** BEGIN Recorded information **
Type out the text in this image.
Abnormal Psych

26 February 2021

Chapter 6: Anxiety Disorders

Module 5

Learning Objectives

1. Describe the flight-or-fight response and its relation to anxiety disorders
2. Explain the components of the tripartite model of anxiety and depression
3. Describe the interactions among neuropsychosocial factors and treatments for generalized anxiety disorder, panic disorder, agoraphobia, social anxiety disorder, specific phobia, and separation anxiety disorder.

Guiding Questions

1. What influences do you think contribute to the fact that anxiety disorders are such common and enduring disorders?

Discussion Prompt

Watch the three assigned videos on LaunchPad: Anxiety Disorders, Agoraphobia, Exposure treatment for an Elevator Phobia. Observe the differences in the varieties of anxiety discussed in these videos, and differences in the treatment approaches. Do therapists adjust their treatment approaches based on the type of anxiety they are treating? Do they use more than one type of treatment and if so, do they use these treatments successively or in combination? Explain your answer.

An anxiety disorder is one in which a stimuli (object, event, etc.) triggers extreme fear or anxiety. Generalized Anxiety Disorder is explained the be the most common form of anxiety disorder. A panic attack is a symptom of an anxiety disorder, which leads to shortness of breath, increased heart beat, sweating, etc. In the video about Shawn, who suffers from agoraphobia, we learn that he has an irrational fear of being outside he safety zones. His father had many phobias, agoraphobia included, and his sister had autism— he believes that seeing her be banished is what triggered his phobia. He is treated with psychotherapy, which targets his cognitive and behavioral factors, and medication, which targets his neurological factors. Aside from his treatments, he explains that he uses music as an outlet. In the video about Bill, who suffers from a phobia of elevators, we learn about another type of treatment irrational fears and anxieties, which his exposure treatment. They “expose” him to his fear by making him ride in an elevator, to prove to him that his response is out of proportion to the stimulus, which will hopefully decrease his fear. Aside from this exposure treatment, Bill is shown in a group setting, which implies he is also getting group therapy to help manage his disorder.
** END Recorded information **
- Directions for this task:
List every line above that holds the word "common".

- Solution to the exercise:
1. What influences do you think contribute to the fact that anxiety disorders are such common and enduring disorders?
An anxiety disorder is one in which a stimuli (object, event, etc.) triggers extreme fear or anxiety. Generalized Anxiety Disorder is explained the be the most common form of anxiety disorder. A panic attack is a symptom of an anxiety disorder, which leads to shortness of breath, increased heart beat, sweating, etc. In the video about Shawn, who suffers from agoraphobia, we learn that he has an irrational fear of being outside he safety zones. His father had many phobias, agoraphobia included, and his sister had autism— he believes that seeing her be banished is what triggered his phobia. He is treated with psychotherapy, which targets his cognitive and behavioral factors, and medication, which targets his neurological factors. Aside from his treatments, he explains that he uses music as an outlet. In the video about Bill, who suffers from a phobia of elevators, we learn about another type of treatment irrational fears and anxieties, which his exposure treatment. They “expose” him to his fear by making him ride in an elevator, to prove to him that his response is out of proportion to the stimulus, which will hopefully decrease his fear. Aside from this exposure treatment, Bill is shown in a group setting, which implies he is also getting group therapy to help manage his disorder.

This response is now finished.